_Stated task:_ Pick out every line in the data below that holds "have".
○ ○ ○ ○
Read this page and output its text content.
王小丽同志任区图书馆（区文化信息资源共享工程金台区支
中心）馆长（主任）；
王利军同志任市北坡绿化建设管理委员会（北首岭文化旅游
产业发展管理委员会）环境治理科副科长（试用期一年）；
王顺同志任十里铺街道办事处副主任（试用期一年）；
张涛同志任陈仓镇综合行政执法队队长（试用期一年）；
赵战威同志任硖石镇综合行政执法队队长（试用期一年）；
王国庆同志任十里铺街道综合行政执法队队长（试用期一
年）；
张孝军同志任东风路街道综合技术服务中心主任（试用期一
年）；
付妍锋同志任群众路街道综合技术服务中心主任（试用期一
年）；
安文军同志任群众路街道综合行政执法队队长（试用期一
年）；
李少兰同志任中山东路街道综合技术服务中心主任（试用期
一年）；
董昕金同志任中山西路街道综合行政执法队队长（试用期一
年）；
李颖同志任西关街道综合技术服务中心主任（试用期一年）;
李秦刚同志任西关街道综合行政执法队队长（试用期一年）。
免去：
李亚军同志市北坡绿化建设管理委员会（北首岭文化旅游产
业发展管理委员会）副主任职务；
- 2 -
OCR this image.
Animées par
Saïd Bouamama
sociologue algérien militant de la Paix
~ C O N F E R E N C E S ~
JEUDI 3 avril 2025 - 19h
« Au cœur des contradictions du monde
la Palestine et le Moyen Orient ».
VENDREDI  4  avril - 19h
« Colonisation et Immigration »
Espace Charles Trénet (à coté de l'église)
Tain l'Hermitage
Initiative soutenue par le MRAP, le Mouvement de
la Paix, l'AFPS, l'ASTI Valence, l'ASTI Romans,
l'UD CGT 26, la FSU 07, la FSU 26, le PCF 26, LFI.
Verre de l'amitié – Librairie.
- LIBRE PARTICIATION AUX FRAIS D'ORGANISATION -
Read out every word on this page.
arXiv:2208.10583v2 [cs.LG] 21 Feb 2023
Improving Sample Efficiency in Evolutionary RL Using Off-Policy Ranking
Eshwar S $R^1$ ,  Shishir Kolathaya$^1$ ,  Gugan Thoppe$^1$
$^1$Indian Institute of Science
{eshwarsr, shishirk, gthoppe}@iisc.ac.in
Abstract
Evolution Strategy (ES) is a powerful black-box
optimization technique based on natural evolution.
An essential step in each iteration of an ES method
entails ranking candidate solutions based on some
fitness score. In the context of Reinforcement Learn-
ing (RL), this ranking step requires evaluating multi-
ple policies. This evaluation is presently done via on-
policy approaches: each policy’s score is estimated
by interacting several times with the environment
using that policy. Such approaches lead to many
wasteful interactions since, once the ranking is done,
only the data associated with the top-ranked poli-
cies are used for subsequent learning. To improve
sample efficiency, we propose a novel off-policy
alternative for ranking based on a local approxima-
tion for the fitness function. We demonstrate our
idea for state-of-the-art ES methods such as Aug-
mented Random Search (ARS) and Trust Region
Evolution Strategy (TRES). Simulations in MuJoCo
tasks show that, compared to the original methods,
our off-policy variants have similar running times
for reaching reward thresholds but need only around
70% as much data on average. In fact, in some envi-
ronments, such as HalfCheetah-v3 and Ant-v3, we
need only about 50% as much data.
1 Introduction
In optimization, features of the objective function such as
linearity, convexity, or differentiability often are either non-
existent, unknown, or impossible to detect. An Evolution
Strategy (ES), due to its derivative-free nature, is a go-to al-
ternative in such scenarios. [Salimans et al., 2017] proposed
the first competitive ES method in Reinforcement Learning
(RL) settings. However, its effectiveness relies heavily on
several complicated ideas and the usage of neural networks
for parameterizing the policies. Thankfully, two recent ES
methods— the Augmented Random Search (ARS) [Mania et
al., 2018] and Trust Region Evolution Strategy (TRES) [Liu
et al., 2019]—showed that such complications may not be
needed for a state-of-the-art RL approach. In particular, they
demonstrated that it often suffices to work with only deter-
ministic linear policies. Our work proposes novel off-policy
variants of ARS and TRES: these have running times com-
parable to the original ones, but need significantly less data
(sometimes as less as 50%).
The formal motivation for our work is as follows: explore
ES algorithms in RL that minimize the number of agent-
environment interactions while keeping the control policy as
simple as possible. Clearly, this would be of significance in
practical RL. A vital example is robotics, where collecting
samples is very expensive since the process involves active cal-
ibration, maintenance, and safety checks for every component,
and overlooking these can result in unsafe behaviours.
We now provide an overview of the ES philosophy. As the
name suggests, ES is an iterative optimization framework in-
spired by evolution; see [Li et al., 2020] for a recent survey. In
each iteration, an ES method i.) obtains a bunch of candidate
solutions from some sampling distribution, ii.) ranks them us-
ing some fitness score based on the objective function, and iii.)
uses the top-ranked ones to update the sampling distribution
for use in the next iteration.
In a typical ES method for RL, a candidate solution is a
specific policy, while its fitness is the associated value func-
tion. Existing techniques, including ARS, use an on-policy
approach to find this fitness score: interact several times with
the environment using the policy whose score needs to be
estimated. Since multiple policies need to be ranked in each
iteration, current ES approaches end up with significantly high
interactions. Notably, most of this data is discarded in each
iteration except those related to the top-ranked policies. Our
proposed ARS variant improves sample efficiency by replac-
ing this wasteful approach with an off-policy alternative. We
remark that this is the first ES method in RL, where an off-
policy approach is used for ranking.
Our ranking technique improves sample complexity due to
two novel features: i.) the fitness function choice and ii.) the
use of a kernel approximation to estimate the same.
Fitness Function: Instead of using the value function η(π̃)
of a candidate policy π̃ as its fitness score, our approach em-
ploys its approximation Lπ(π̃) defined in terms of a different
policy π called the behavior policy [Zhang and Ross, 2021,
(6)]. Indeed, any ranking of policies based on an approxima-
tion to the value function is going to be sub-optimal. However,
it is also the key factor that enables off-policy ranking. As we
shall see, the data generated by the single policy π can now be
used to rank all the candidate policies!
○ ○ ○ ○
_Response to this task:_
our off-policy variants have similar running times
variants of ARS and TRES: these have running times com-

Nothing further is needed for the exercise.